→ **WRITTEN PROBLEM**
Of the lines in the listing, how many include the string "средств"? Write the number and nothing else.

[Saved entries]
▬▬▬▬▬▬
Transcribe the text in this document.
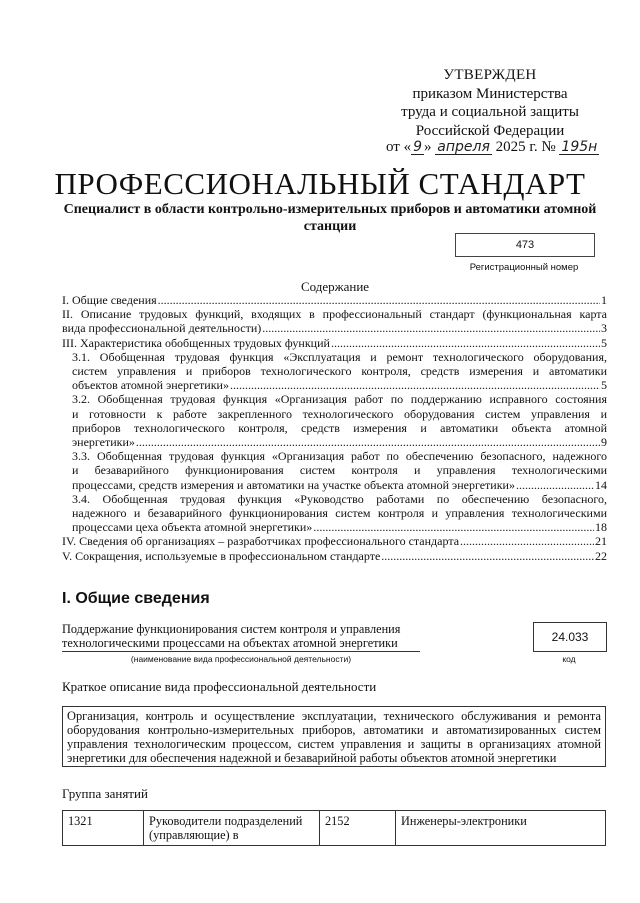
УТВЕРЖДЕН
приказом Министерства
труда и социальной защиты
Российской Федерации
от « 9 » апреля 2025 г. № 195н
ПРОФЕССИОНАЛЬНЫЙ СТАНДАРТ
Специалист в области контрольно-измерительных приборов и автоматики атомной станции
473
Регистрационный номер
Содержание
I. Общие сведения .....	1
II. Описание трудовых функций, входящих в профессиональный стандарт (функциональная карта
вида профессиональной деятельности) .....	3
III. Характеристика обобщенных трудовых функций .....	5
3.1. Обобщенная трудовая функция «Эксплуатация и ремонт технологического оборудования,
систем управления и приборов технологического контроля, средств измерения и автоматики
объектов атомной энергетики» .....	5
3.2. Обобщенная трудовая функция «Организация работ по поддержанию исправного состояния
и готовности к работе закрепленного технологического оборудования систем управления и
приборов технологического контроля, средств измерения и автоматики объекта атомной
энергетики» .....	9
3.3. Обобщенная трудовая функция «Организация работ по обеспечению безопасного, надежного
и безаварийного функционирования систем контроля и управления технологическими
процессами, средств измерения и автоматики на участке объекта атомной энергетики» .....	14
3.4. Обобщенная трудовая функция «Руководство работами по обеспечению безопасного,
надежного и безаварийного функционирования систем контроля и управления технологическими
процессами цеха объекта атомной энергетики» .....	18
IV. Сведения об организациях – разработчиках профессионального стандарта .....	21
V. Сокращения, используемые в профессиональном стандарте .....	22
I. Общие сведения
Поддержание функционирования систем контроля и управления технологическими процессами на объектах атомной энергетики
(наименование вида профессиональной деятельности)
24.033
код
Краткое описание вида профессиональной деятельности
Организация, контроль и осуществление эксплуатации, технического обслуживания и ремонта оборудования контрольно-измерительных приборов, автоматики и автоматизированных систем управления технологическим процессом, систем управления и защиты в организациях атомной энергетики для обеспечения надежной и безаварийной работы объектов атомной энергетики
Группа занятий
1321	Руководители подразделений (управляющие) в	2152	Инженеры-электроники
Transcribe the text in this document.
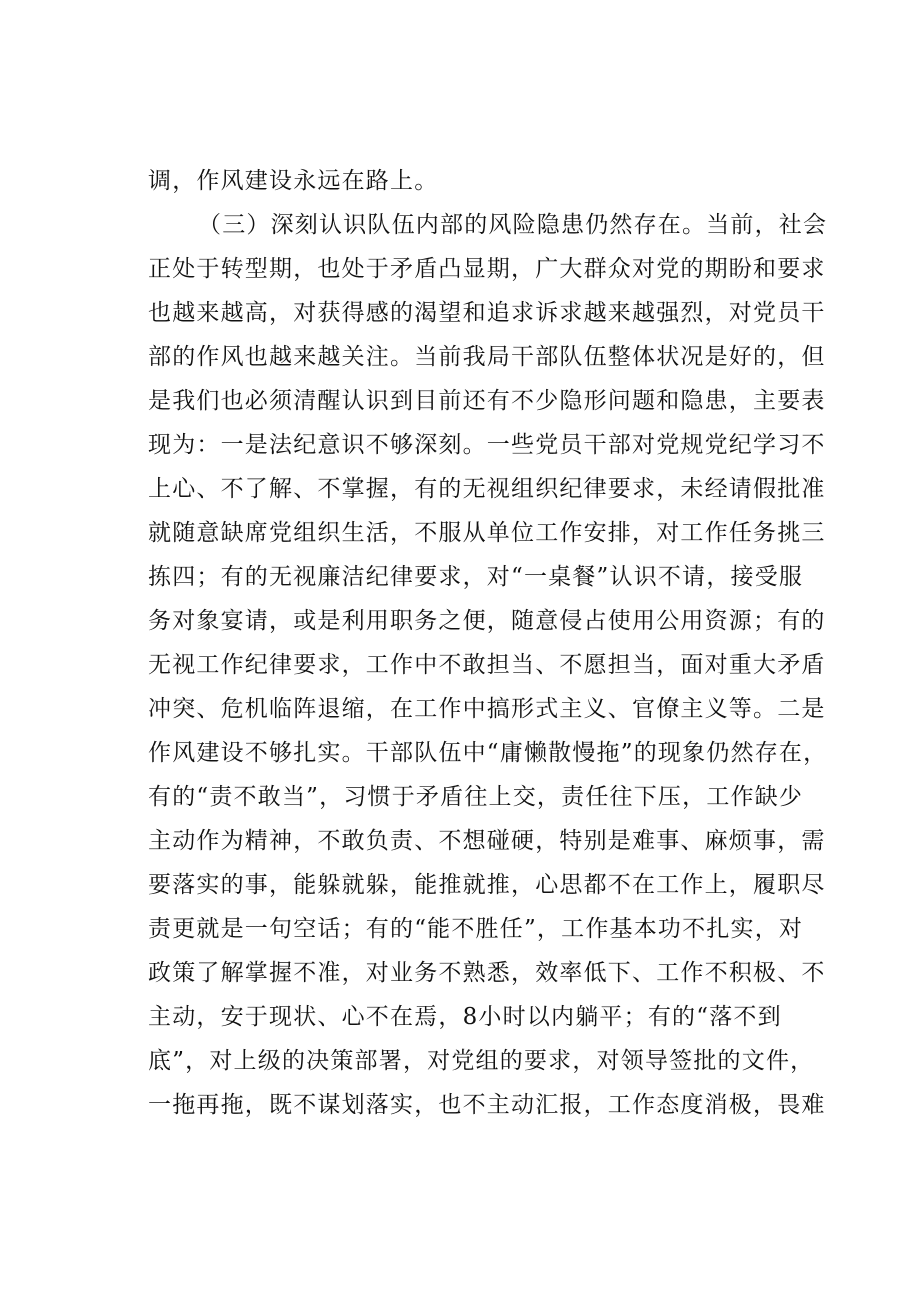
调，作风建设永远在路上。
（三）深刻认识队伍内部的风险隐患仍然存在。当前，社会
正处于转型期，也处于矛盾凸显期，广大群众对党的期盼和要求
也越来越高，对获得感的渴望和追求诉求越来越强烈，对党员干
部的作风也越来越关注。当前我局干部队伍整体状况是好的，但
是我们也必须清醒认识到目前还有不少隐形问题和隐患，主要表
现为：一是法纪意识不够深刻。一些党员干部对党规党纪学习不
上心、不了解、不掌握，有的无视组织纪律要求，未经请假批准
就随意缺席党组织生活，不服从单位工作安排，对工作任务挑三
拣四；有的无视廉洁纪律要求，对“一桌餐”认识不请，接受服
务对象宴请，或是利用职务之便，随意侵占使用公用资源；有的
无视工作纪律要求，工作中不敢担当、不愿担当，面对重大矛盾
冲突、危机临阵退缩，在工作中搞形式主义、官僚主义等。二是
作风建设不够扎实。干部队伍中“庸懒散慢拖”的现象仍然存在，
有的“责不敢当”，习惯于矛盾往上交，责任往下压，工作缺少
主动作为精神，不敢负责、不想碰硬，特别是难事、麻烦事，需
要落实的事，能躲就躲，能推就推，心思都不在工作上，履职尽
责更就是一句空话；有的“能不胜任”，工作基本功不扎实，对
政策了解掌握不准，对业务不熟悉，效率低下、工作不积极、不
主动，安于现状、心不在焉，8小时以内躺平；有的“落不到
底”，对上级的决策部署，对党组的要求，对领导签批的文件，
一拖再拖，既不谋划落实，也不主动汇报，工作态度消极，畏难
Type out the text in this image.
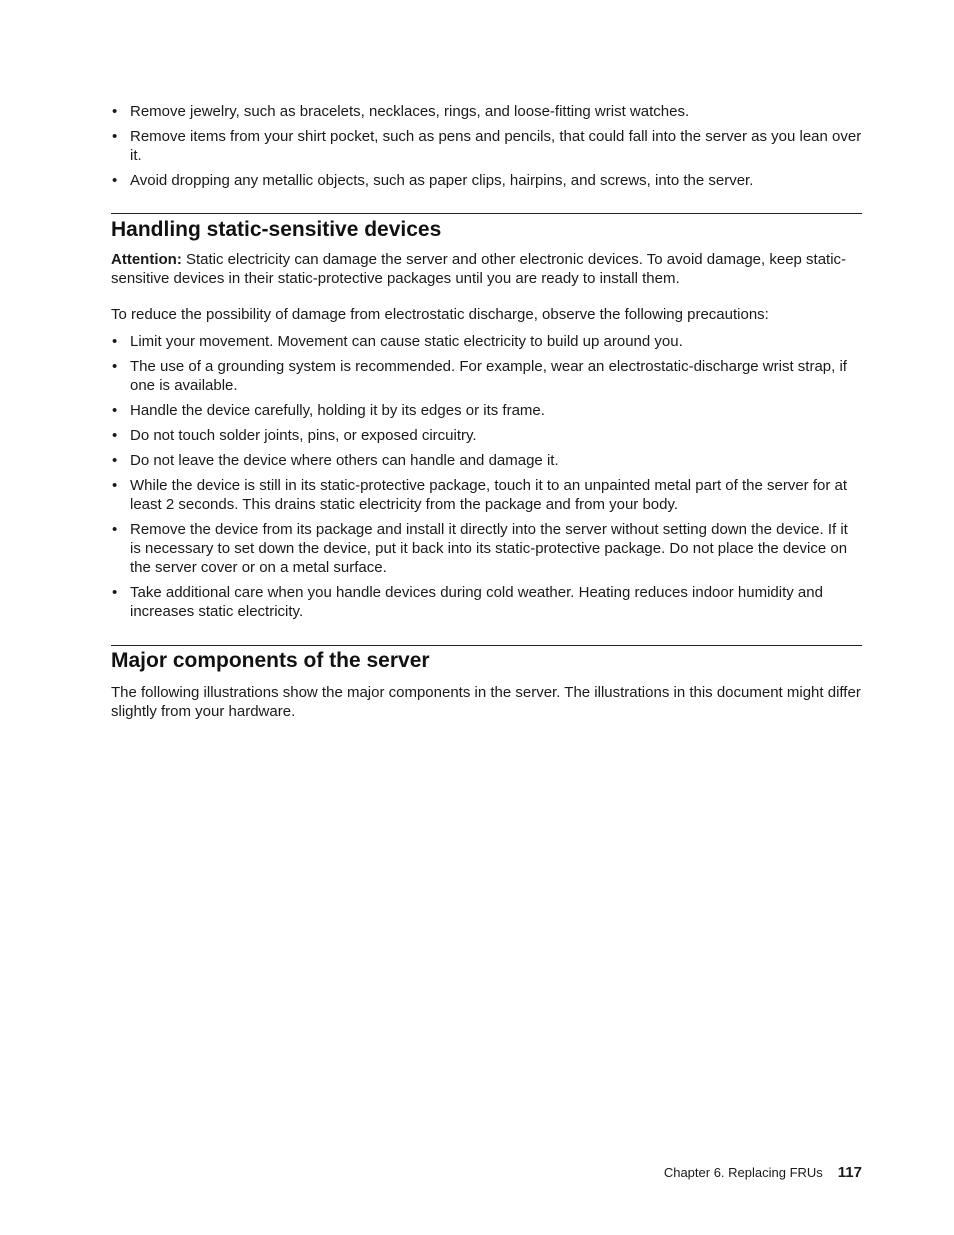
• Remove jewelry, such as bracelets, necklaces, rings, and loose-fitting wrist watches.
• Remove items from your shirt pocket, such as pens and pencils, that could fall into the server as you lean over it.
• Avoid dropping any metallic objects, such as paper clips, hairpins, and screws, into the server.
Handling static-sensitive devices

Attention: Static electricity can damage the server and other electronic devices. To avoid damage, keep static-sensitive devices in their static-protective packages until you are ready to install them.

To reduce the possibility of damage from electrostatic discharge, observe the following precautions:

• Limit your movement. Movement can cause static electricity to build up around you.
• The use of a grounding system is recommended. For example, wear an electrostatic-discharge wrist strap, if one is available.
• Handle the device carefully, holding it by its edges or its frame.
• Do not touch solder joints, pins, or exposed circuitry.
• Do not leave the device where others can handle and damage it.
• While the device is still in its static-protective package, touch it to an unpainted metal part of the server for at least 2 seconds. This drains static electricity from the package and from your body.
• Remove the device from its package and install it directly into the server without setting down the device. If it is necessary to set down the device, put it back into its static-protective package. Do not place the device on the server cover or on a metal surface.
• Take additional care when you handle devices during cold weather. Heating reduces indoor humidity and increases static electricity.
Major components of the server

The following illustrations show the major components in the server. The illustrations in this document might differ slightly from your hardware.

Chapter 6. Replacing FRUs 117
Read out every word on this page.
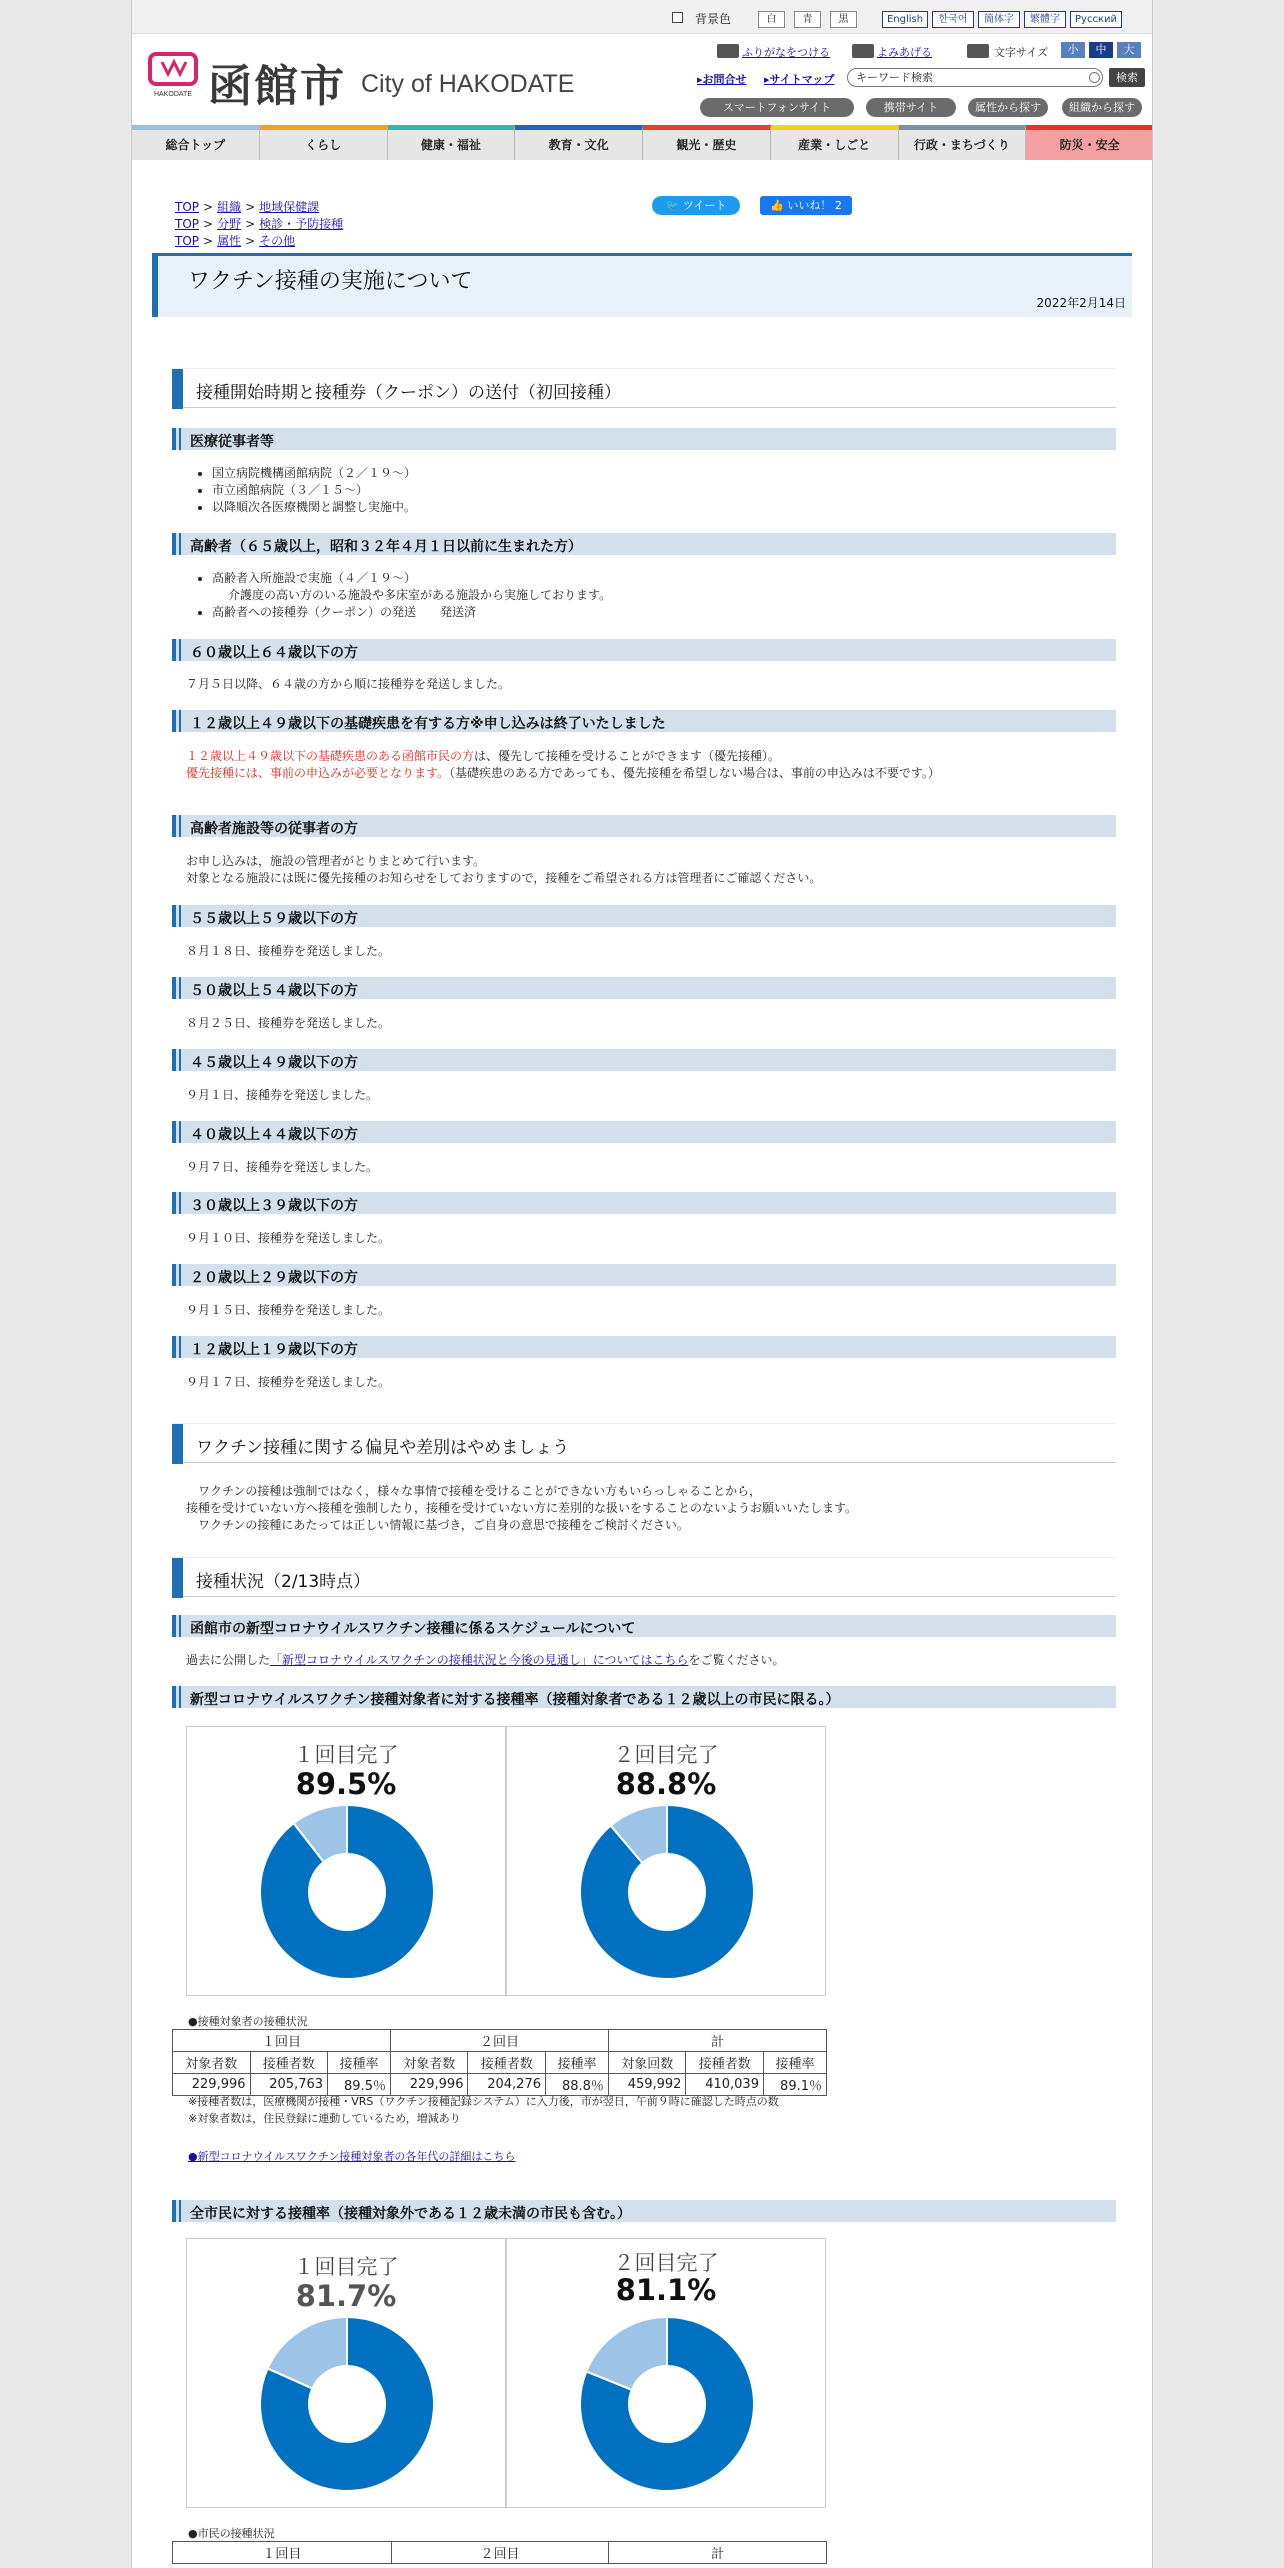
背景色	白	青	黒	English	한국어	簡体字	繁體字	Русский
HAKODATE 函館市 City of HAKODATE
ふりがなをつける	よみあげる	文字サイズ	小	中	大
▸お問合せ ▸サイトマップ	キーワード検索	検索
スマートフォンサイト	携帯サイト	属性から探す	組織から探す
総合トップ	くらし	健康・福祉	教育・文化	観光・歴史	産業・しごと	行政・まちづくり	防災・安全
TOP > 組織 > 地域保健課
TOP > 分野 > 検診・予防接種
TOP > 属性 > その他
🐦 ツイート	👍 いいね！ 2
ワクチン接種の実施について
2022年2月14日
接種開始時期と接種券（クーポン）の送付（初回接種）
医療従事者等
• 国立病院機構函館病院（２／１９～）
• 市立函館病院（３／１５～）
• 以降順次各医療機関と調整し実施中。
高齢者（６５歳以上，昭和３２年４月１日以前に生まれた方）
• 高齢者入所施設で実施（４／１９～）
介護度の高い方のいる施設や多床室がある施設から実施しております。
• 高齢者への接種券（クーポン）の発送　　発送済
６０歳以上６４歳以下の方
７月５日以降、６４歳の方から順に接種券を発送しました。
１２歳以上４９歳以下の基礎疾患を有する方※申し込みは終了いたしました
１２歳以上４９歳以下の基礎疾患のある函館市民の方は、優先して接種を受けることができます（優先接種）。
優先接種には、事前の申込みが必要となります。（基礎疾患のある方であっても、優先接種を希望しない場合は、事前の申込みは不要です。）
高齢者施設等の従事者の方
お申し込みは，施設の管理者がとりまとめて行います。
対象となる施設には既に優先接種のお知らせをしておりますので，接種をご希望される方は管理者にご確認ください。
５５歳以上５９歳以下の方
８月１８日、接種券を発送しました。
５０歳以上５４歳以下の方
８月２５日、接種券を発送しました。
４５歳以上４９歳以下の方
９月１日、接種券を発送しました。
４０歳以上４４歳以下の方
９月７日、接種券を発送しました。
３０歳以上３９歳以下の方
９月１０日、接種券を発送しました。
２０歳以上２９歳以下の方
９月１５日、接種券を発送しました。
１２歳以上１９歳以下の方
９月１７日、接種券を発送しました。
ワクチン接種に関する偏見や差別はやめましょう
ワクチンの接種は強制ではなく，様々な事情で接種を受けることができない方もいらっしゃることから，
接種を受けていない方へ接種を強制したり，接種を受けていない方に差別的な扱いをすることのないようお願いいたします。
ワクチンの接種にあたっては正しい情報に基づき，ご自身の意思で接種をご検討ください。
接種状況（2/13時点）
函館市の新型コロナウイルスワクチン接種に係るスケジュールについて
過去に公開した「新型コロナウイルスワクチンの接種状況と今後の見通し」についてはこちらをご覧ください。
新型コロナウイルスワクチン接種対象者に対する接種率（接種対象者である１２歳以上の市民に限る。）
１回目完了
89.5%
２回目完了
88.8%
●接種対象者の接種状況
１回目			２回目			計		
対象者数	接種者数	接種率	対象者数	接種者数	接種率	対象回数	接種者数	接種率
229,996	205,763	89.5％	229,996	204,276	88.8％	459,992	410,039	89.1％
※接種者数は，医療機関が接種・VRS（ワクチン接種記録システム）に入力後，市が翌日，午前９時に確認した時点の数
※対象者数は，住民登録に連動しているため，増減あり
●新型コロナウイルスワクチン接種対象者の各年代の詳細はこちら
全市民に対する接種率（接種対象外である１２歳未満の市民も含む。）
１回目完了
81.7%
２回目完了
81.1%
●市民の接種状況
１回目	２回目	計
▬▬▬▬▬▬
→ **SOLUTION TO THE EXERCISE**
3